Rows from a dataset
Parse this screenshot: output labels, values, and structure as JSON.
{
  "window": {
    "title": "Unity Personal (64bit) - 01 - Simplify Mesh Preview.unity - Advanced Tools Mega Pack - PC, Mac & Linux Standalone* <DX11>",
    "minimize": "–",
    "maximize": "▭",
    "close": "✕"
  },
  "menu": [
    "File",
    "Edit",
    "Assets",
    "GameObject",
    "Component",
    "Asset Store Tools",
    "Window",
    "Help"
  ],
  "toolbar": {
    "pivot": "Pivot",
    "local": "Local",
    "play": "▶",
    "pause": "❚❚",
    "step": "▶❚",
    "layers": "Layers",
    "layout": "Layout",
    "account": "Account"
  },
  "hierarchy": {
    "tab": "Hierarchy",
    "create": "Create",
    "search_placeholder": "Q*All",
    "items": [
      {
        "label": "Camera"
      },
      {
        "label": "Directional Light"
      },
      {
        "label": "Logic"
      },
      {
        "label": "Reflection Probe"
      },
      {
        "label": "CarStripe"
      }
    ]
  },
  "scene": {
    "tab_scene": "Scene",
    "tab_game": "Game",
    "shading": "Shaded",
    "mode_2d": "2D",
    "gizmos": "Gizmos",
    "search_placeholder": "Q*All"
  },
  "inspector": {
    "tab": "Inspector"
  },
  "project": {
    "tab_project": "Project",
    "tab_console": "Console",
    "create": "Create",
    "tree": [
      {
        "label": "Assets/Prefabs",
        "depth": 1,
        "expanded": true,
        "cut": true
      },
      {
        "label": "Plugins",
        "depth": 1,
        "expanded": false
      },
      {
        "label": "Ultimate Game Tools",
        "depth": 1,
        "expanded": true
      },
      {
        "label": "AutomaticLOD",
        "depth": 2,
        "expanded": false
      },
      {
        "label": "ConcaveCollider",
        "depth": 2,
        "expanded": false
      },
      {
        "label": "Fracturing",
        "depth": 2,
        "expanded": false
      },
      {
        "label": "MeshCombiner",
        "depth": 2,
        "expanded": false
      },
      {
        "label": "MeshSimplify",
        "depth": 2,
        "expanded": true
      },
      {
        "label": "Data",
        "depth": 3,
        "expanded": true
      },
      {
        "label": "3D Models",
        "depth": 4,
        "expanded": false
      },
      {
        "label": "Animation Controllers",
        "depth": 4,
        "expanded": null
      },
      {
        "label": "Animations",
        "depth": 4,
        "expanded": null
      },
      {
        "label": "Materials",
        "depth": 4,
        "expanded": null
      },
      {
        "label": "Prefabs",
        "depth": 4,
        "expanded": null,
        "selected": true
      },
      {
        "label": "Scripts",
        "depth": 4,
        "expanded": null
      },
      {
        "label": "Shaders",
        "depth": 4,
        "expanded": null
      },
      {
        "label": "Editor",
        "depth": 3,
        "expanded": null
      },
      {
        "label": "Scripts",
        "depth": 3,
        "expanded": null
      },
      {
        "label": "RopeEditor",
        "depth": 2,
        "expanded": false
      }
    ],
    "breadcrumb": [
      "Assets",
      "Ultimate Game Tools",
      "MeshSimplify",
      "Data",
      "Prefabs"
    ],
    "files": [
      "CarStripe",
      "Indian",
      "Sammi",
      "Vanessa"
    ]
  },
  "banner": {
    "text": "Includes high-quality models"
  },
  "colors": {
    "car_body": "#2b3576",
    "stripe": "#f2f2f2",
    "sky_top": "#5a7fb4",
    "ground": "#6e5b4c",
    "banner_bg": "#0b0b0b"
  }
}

# [EXERCISE]
Reproduce every line above without error.

# [FULL RESPONSE]
Parse this screenshot: output labels, values, and structure as JSON.
{
  "window": {
    "title": "Unity Personal (64bit) - 01 - Simplify Mesh Preview.unity - Advanced Tools Mega Pack - PC, Mac & Linux Standalone* <DX11>",
    "minimize": "–",
    "maximize": "▭",
    "close": "✕"
  },
  "menu": [
    "File",
    "Edit",
    "Assets",
    "GameObject",
    "Component",
    "Asset Store Tools",
    "Window",
    "Help"
  ],
  "toolbar": {
    "pivot": "Pivot",
    "local": "Local",
    "play": "▶",
    "pause": "❚❚",
    "step": "▶❚",
    "layers": "Layers",
    "layout": "Layout",
    "account": "Account"
  },
  "hierarchy": {
    "tab": "Hierarchy",
    "create": "Create",
    "search_placeholder": "Q*All",
    "items": [
      {
        "label": "Camera"
      },
      {
        "label": "Directional Light"
      },
      {
        "label": "Logic"
      },
      {
        "label": "Reflection Probe"
      },
      {
        "label": "CarStripe"
      }
    ]
  },
  "scene": {
    "tab_scene": "Scene",
    "tab_game": "Game",
    "shading": "Shaded",
    "mode_2d": "2D",
    "gizmos": "Gizmos",
    "search_placeholder": "Q*All"
  },
  "inspector": {
    "tab": "Inspector"
  },
  "project": {
    "tab_project": "Project",
    "tab_console": "Console",
    "create": "Create",
    "tree": [
      {
        "label": "Assets/Prefabs",
        "depth": 1,
        "expanded": true,
        "cut": true
      },
      {
        "label": "Plugins",
        "depth": 1,
        "expanded": false
      },
      {
        "label": "Ultimate Game Tools",
        "depth": 1,
        "expanded": true
      },
      {
        "label": "AutomaticLOD",
        "depth": 2,
        "expanded": false
      },
      {
        "label": "ConcaveCollider",
        "depth": 2,
        "expanded": false
      },
      {
        "label": "Fracturing",
        "depth": 2,
        "expanded": false
      },
      {
        "label": "MeshCombiner",
        "depth": 2,
        "expanded": false
      },
      {
        "label": "MeshSimplify",
        "depth": 2,
        "expanded": true
      },
      {
        "label": "Data",
        "depth": 3,
        "expanded": true
      },
      {
        "label": "3D Models",
        "depth": 4,
        "expanded": false
      },
      {
        "label": "Animation Controllers",
        "depth": 4,
        "expanded": null
      },
      {
        "label": "Animations",
        "depth": 4,
        "expanded": null
      },
      {
        "label": "Materials",
        "depth": 4,
        "expanded": null
      },
      {
        "label": "Prefabs",
        "depth": 4,
        "expanded": null,
        "selected": true
      },
      {
        "label": "Scripts",
        "depth": 4,
        "expanded": null
      },
      {
        "label": "Shaders",
        "depth": 4,
        "expanded": null
      },
      {
        "label": "Editor",
        "depth": 3,
        "expanded": null
      },
      {
        "label": "Scripts",
        "depth": 3,
        "expanded": null
      },
      {
        "label": "RopeEditor",
        "depth": 2,
        "expanded": false
      }
    ],
    "breadcrumb": [
      "Assets",
      "Ultimate Game Tools",
      "MeshSimplify",
      "Data",
      "Prefabs"
    ],
    "files": [
      "CarStripe",
      "Indian",
      "Sammi",
      "Vanessa"
    ]
  },
  "banner": {
    "text": "Includes high-quality models"
  },
  "colors": {
    "car_body": "#2b3576",
    "stripe": "#f2f2f2",
    "sky_top": "#5a7fb4",
    "ground": "#6e5b4c",
    "banner_bg": "#0b0b0b"
  }
}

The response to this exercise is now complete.